=== Supplied data ===
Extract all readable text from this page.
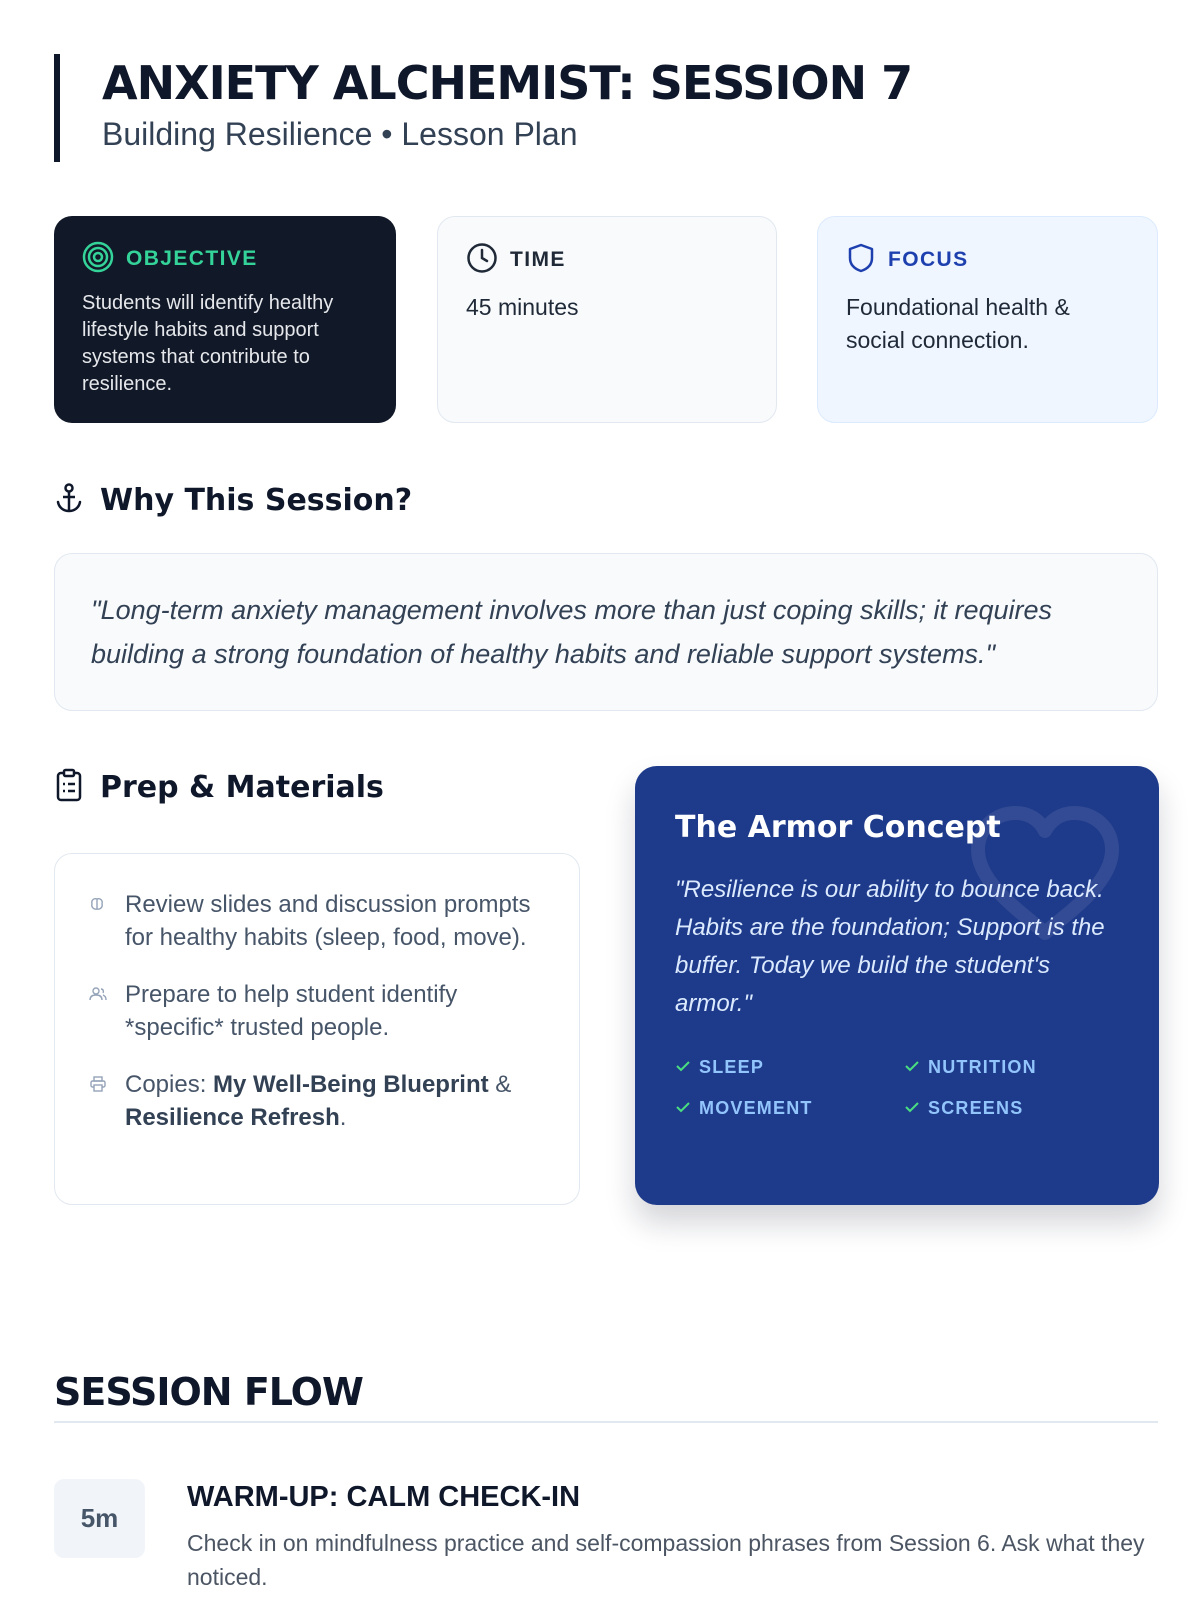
ANXIETY ALCHEMIST: SESSION 7
Building Resilience • Lesson Plan
OBJECTIVE
Students will identify healthy lifestyle habits and support systems that contribute to resilience.
TIME
45 minutes
FOCUS
Foundational health & social connection.
Why This Session?
"Long-term anxiety management involves more than just coping skills; it requires building a strong foundation of healthy habits and reliable support systems."
Prep & Materials
Review slides and discussion prompts for healthy habits (sleep, food, move).
Prepare to help student identify *specific* trusted people.
Copies: My Well-Being Blueprint & Resilience Refresh.
The Armor Concept
"Resilience is our ability to bounce back. Habits are the foundation; Support is the buffer. Today we build the student's armor."
SLEEP	NUTRITION
MOVEMENT	SCREENS
SESSION FLOW
5m
WARM-UP: CALM CHECK-IN
Check in on mindfulness practice and self-compassion phrases from Session 6. Ask what they noticed.
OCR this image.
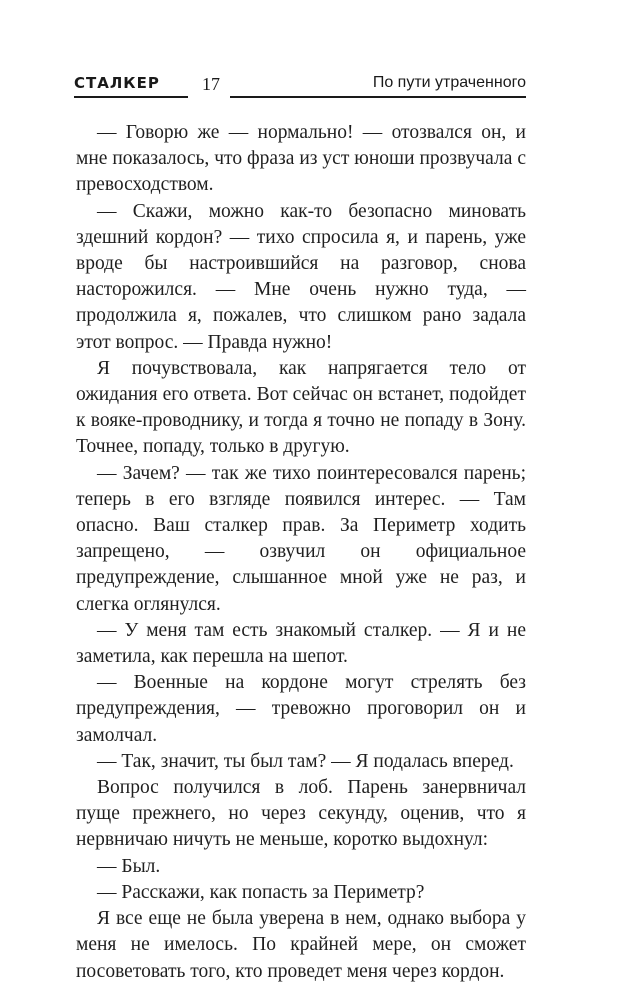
СТАЛКЕР 17	По пути утраченного

— Говорю же — нормально! — отозвался он, и мне показалось, что фраза из уст юноши прозвучала с превосходством.

— Скажи, можно как-то безопасно миновать здешний кордон? — тихо спросила я, и парень, уже вроде бы настроившийся на разговор, снова насторожился. — Мне очень нужно туда, — продолжила я, пожалев, что слишком рано задала этот вопрос. — Правда нужно!

Я почувствовала, как напрягается тело от ожидания его ответа. Вот сейчас он встанет, подойдет к вояке-проводнику, и тогда я точно не попаду в Зону. Точнее, попаду, только в другую.

— Зачем? — так же тихо поинтересовался парень; теперь в его взгляде появился интерес. — Там опасно. Ваш сталкер прав. За Периметр ходить запрещено, — озвучил он официальное предупреждение, слышанное мной уже не раз, и слегка оглянулся.

— У меня там есть знакомый сталкер. — Я и не заметила, как перешла на шепот.

— Военные на кордоне могут стрелять без предупреждения, — тревожно проговорил он и замолчал.

— Так, значит, ты был там? — Я подалась вперед.

Вопрос получился в лоб. Парень занервничал пуще прежнего, но через секунду, оценив, что я нервничаю ничуть не меньше, коротко выдохнул:

— Был.

— Расскажи, как попасть за Периметр?

Я все еще не была уверена в нем, однако выбора у меня не имелось. По крайней мере, он сможет посоветовать того, кто проведет меня через кордон.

=== To do ===
Copy only this, please: the line with "OCR this image." and every line after it through the end of the data, with no pictures.

=== Result of this task ===
OCR this image.
СТАЛКЕР 17	По пути утраченного

— Говорю же — нормально! — отозвался он, и мне показалось, что фраза из уст юноши прозвучала с превосходством.

— Скажи, можно как-то безопасно миновать здешний кордон? — тихо спросила я, и парень, уже вроде бы настроившийся на разговор, снова насторожился. — Мне очень нужно туда, — продолжила я, пожалев, что слишком рано задала этот вопрос. — Правда нужно!

Я почувствовала, как напрягается тело от ожидания его ответа. Вот сейчас он встанет, подойдет к вояке-проводнику, и тогда я точно не попаду в Зону. Точнее, попаду, только в другую.

— Зачем? — так же тихо поинтересовался парень; теперь в его взгляде появился интерес. — Там опасно. Ваш сталкер прав. За Периметр ходить запрещено, — озвучил он официальное предупреждение, слышанное мной уже не раз, и слегка оглянулся.

— У меня там есть знакомый сталкер. — Я и не заметила, как перешла на шепот.

— Военные на кордоне могут стрелять без предупреждения, — тревожно проговорил он и замолчал.

— Так, значит, ты был там? — Я подалась вперед.

Вопрос получился в лоб. Парень занервничал пуще прежнего, но через секунду, оценив, что я нервничаю ничуть не меньше, коротко выдохнул:

— Был.

— Расскажи, как попасть за Периметр?

Я все еще не была уверена в нем, однако выбора у меня не имелось. По крайней мере, он сможет посоветовать того, кто проведет меня через кордон.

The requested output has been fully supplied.